EXERCISE BRIEF: Copy out the listing that follows, exactly, without its pictures.

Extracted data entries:
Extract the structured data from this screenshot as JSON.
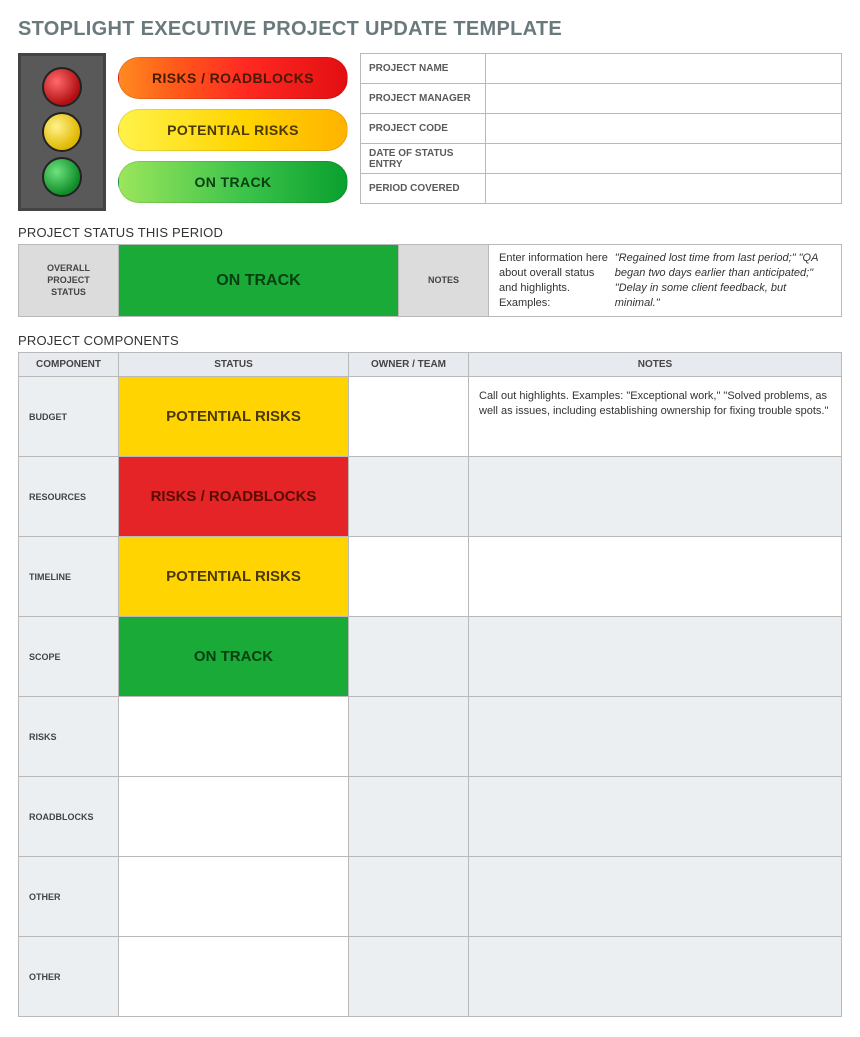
{
  "title": "STOPLIGHT EXECUTIVE PROJECT UPDATE TEMPLATE",
  "legend": {
    "red": "RISKS / ROADBLOCKS",
    "yellow": "POTENTIAL RISKS",
    "green": "ON TRACK"
  },
  "meta": {
    "rows": [
      {
        "label": "PROJECT NAME",
        "value": ""
      },
      {
        "label": "PROJECT MANAGER",
        "value": ""
      },
      {
        "label": "PROJECT CODE",
        "value": ""
      },
      {
        "label": "DATE OF STATUS ENTRY",
        "value": ""
      },
      {
        "label": "PERIOD COVERED",
        "value": ""
      }
    ]
  },
  "status_section": {
    "heading": "PROJECT STATUS THIS PERIOD",
    "overall_label": "OVERALL PROJECT STATUS",
    "overall_status_text": "ON TRACK",
    "overall_status_class": "status-green",
    "notes_label": "NOTES",
    "notes_intro": "Enter information here about overall status and highlights. Examples: ",
    "notes_examples": "\"Regained lost time from last period;\" \"QA began two days earlier than anticipated;\" \"Delay in some client feedback, but minimal.\""
  },
  "components_section": {
    "heading": "PROJECT COMPONENTS",
    "columns": [
      "COMPONENT",
      "STATUS",
      "OWNER / TEAM",
      "NOTES"
    ],
    "rows": [
      {
        "component": "BUDGET",
        "status_text": "POTENTIAL RISKS",
        "status_class": "status-yellow",
        "owner": "",
        "notes": "Call out highlights. Examples: \"Exceptional work,\" \"Solved problems, as well as issues, including establishing ownership for fixing trouble spots.\""
      },
      {
        "component": "RESOURCES",
        "status_text": "RISKS / ROADBLOCKS",
        "status_class": "status-red",
        "owner": "",
        "notes": ""
      },
      {
        "component": "TIMELINE",
        "status_text": "POTENTIAL RISKS",
        "status_class": "status-yellow",
        "owner": "",
        "notes": ""
      },
      {
        "component": "SCOPE",
        "status_text": "ON TRACK",
        "status_class": "status-green",
        "owner": "",
        "notes": ""
      },
      {
        "component": "RISKS",
        "status_text": "",
        "status_class": "",
        "owner": "",
        "notes": ""
      },
      {
        "component": "ROADBLOCKS",
        "status_text": "",
        "status_class": "",
        "owner": "",
        "notes": ""
      },
      {
        "component": "OTHER",
        "status_text": "",
        "status_class": "",
        "owner": "",
        "notes": ""
      },
      {
        "component": "OTHER",
        "status_text": "",
        "status_class": "",
        "owner": "",
        "notes": ""
      }
    ]
  }
}
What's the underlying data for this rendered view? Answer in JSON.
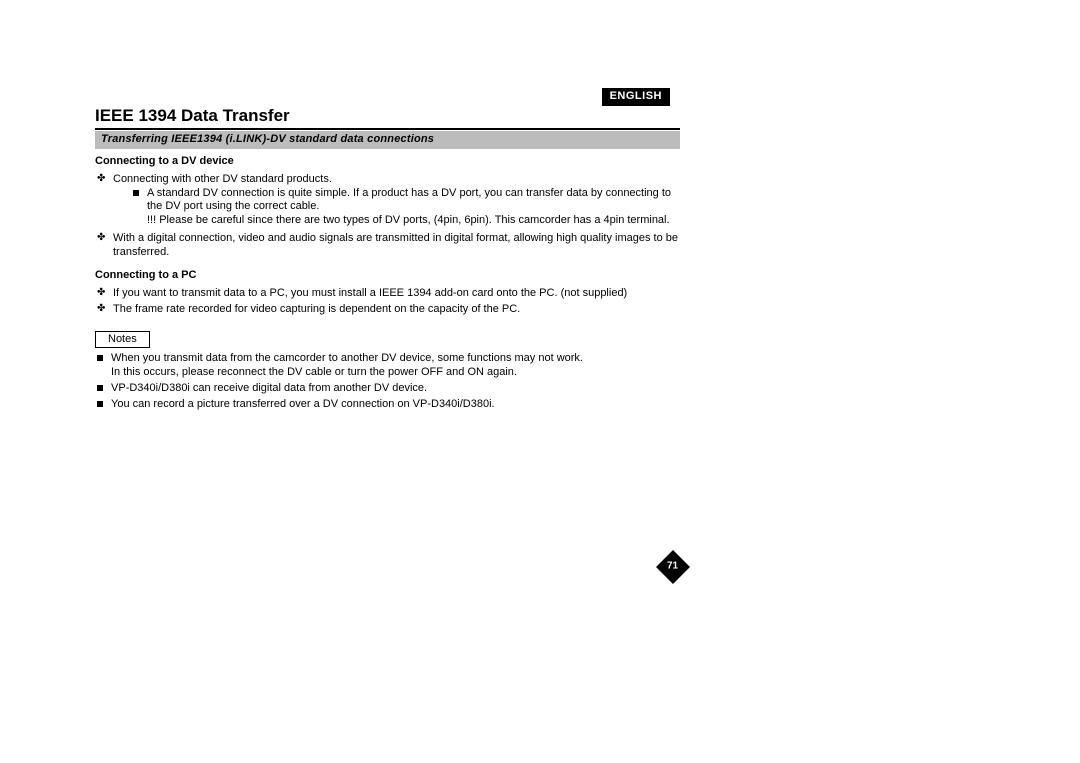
{
  "language_badge": "ENGLISH",
  "title": "IEEE 1394 Data Transfer",
  "subtitle": "Transferring IEEE1394 (i.LINK)-DV standard data connections",
  "section_dv": {
    "heading": "Connecting to a DV device",
    "items": {
      "i0": "Connecting with other DV standard products.",
      "i0_sub0": "A standard DV connection is quite simple. If a product has a DV port, you can transfer data by connecting to the DV port using the correct cable.",
      "i0_sub0_warn": "!!! Please be careful since there are two types of DV ports, (4pin, 6pin). This camcorder has a 4pin terminal.",
      "i1": "With a digital connection, video and audio signals are transmitted in digital format, allowing high quality images to be transferred."
    }
  },
  "section_pc": {
    "heading": "Connecting to a PC",
    "items": {
      "i0": "If you want to transmit data to a PC, you must install a IEEE 1394 add-on card onto the PC. (not supplied)",
      "i1": "The frame rate recorded for video capturing is dependent on the capacity of the PC."
    }
  },
  "notes": {
    "label": "Notes",
    "items": {
      "n0a": "When you transmit data from the camcorder to another DV device, some functions may not work.",
      "n0b": "In this occurs, please reconnect the DV cable or turn the power OFF and ON again.",
      "n1": "VP-D340i/D380i can receive digital data from another DV device.",
      "n2": "You can record a picture transferred over a DV connection on VP-D340i/D380i."
    }
  },
  "page_number": "71"
}
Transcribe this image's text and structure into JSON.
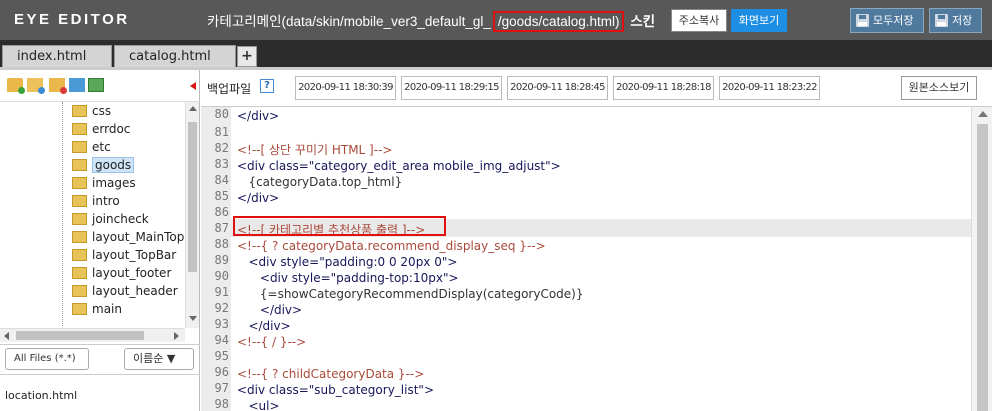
{
  "header": {
    "app_title": "EYE EDITOR",
    "path_prefix": "카테고리메인(data/skin/mobile_ver3_default_gl_",
    "path_highlight": "/goods/catalog.html)",
    "path_suffix": " 스킨",
    "copy_label": "주소복사",
    "view_label": "화면보기",
    "save_all_label": "모두저장",
    "save_label": "저장",
    "view_color": "#1e8ee4"
  },
  "tabs": [
    {
      "label": "index.html"
    },
    {
      "label": "catalog.html"
    }
  ],
  "tab_add_label": "+",
  "sidebar": {
    "tree": [
      "css",
      "errdoc",
      "etc",
      "goods",
      "images",
      "intro",
      "joincheck",
      "layout_MainTopI",
      "layout_TopBar",
      "layout_footer",
      "layout_header",
      "main"
    ],
    "selected": "goods",
    "file_filter": "All Files (*.*)",
    "sort_select": "이름순 ▼",
    "files": [
      "location.html"
    ]
  },
  "backup": {
    "label": "백업파일",
    "help": "?",
    "entries": [
      "2020-09-11 18:30:39",
      "2020-09-11 18:29:15",
      "2020-09-11 18:28:45",
      "2020-09-11 18:28:18",
      "2020-09-11 18:23:22"
    ],
    "original_label": "원본소스보기"
  },
  "editor": {
    "line_numbers": [
      "80",
      "81",
      "82",
      "83",
      "84",
      "85",
      "86",
      "87",
      "88",
      "89",
      "90",
      "91",
      "92",
      "93",
      "94",
      "95",
      "96",
      "97",
      "98"
    ],
    "lines": [
      "</div>",
      "",
      "<!--[ 상단 꾸미기 HTML ]-->",
      "<div class=\"category_edit_area mobile_img_adjust\">",
      "   {categoryData.top_html}",
      "</div>",
      "",
      "<!--[ 카테고리별 추천상품 출력 ]-->",
      "<!--{ ? categoryData.recommend_display_seq }-->",
      "   <div style=\"padding:0 0 20px 0\">",
      "      <div style=\"padding-top:10px\">",
      "      {=showCategoryRecommendDisplay(categoryCode)}",
      "      </div>",
      "   </div>",
      "<!--{ / }-->",
      "",
      "<!--{ ? childCategoryData }-->",
      "<div class=\"sub_category_list\">",
      "   <ul>"
    ]
  }
}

SOLVED EXERCISE:
Extract the structured data from this screenshot as JSON.
{
  "title": "STOPLIGHT EXECUTIVE PROJECT UPDATE TEMPLATE",
  "legend": {
    "red": "RISKS / ROADBLOCKS",
    "yellow": "POTENTIAL RISKS",
    "green": "ON TRACK"
  },
  "meta": {
    "rows": [
      {
        "label": "PROJECT NAME",
        "value": ""
      },
      {
        "label": "PROJECT MANAGER",
        "value": ""
      },
      {
        "label": "PROJECT CODE",
        "value": ""
      },
      {
        "label": "DATE OF STATUS ENTRY",
        "value": ""
      },
      {
        "label": "PERIOD COVERED",
        "value": ""
      }
    ]
  },
  "status_section": {
    "heading": "PROJECT STATUS THIS PERIOD",
    "overall_label": "OVERALL PROJECT STATUS",
    "overall_status_text": "ON TRACK",
    "overall_status_class": "status-green",
    "notes_label": "NOTES",
    "notes_intro": "Enter information here about overall status and highlights. Examples: ",
    "notes_examples": "\"Regained lost time from last period;\" \"QA began two days earlier than anticipated;\" \"Delay in some client feedback, but minimal.\""
  },
  "components_section": {
    "heading": "PROJECT COMPONENTS",
    "columns": [
      "COMPONENT",
      "STATUS",
      "OWNER / TEAM",
      "NOTES"
    ],
    "rows": [
      {
        "component": "BUDGET",
        "status_text": "POTENTIAL RISKS",
        "status_class": "status-yellow",
        "owner": "",
        "notes": "Call out highlights. Examples: \"Exceptional work,\" \"Solved problems, as well as issues, including establishing ownership for fixing trouble spots.\""
      },
      {
        "component": "RESOURCES",
        "status_text": "RISKS / ROADBLOCKS",
        "status_class": "status-red",
        "owner": "",
        "notes": ""
      },
      {
        "component": "TIMELINE",
        "status_text": "POTENTIAL RISKS",
        "status_class": "status-yellow",
        "owner": "",
        "notes": ""
      },
      {
        "component": "SCOPE",
        "status_text": "ON TRACK",
        "status_class": "status-green",
        "owner": "",
        "notes": ""
      },
      {
        "component": "RISKS",
        "status_text": "",
        "status_class": "",
        "owner": "",
        "notes": ""
      },
      {
        "component": "ROADBLOCKS",
        "status_text": "",
        "status_class": "",
        "owner": "",
        "notes": ""
      },
      {
        "component": "OTHER",
        "status_text": "",
        "status_class": "",
        "owner": "",
        "notes": ""
      },
      {
        "component": "OTHER",
        "status_text": "",
        "status_class": "",
        "owner": "",
        "notes": ""
      }
    ]
  }
}
What's the underlying data for this rendered view? Answer in JSON.
{
  "language_badge": "ENGLISH",
  "title": "IEEE 1394 Data Transfer",
  "subtitle": "Transferring IEEE1394 (i.LINK)-DV standard data connections",
  "section_dv": {
    "heading": "Connecting to a DV device",
    "items": {
      "i0": "Connecting with other DV standard products.",
      "i0_sub0": "A standard DV connection is quite simple. If a product has a DV port, you can transfer data by connecting to the DV port using the correct cable.",
      "i0_sub0_warn": "!!! Please be careful since there are two types of DV ports, (4pin, 6pin). This camcorder has a 4pin terminal.",
      "i1": "With a digital connection, video and audio signals are transmitted in digital format, allowing high quality images to be transferred."
    }
  },
  "section_pc": {
    "heading": "Connecting to a PC",
    "items": {
      "i0": "If you want to transmit data to a PC, you must install a IEEE 1394 add-on card onto the PC. (not supplied)",
      "i1": "The frame rate recorded for video capturing is dependent on the capacity of the PC."
    }
  },
  "notes": {
    "label": "Notes",
    "items": {
      "n0a": "When you transmit data from the camcorder to another DV device, some functions may not work.",
      "n0b": "In this occurs, please reconnect the DV cable or turn the power OFF and ON again.",
      "n1": "VP-D340i/D380i can receive digital data from another DV device.",
      "n2": "You can record a picture transferred over a DV connection on VP-D340i/D380i."
    }
  },
  "page_number": "71"
}
Transcribe this image's text and structure into JSON.
{
  "header": {
    "app_title": "EYE EDITOR",
    "path_prefix": "카테고리메인(data/skin/mobile_ver3_default_gl_",
    "path_highlight": "/goods/catalog.html)",
    "path_suffix": " 스킨",
    "copy_label": "주소복사",
    "view_label": "화면보기",
    "save_all_label": "모두저장",
    "save_label": "저장",
    "view_color": "#1e8ee4"
  },
  "tabs": [
    {
      "label": "index.html"
    },
    {
      "label": "catalog.html"
    }
  ],
  "tab_add_label": "+",
  "sidebar": {
    "tree": [
      "css",
      "errdoc",
      "etc",
      "goods",
      "images",
      "intro",
      "joincheck",
      "layout_MainTopI",
      "layout_TopBar",
      "layout_footer",
      "layout_header",
      "main"
    ],
    "selected": "goods",
    "file_filter": "All Files (*.*)",
    "sort_select": "이름순 ▼",
    "files": [
      "location.html"
    ]
  },
  "backup": {
    "label": "백업파일",
    "help": "?",
    "entries": [
      "2020-09-11 18:30:39",
      "2020-09-11 18:29:15",
      "2020-09-11 18:28:45",
      "2020-09-11 18:28:18",
      "2020-09-11 18:23:22"
    ],
    "original_label": "원본소스보기"
  },
  "editor": {
    "line_numbers": [
      "80",
      "81",
      "82",
      "83",
      "84",
      "85",
      "86",
      "87",
      "88",
      "89",
      "90",
      "91",
      "92",
      "93",
      "94",
      "95",
      "96",
      "97",
      "98"
    ],
    "lines": [
      "</div>",
      "",
      "<!--[ 상단 꾸미기 HTML ]-->",
      "<div class=\"category_edit_area mobile_img_adjust\">",
      "   {categoryData.top_html}",
      "</div>",
      "",
      "<!--[ 카테고리별 추천상품 출력 ]-->",
      "<!--{ ? categoryData.recommend_display_seq }-->",
      "   <div style=\"padding:0 0 20px 0\">",
      "      <div style=\"padding-top:10px\">",
      "      {=showCategoryRecommendDisplay(categoryCode)}",
      "      </div>",
      "   </div>",
      "<!--{ / }-->",
      "",
      "<!--{ ? childCategoryData }-->",
      "<div class=\"sub_category_list\">",
      "   <ul>"
    ]
  }
}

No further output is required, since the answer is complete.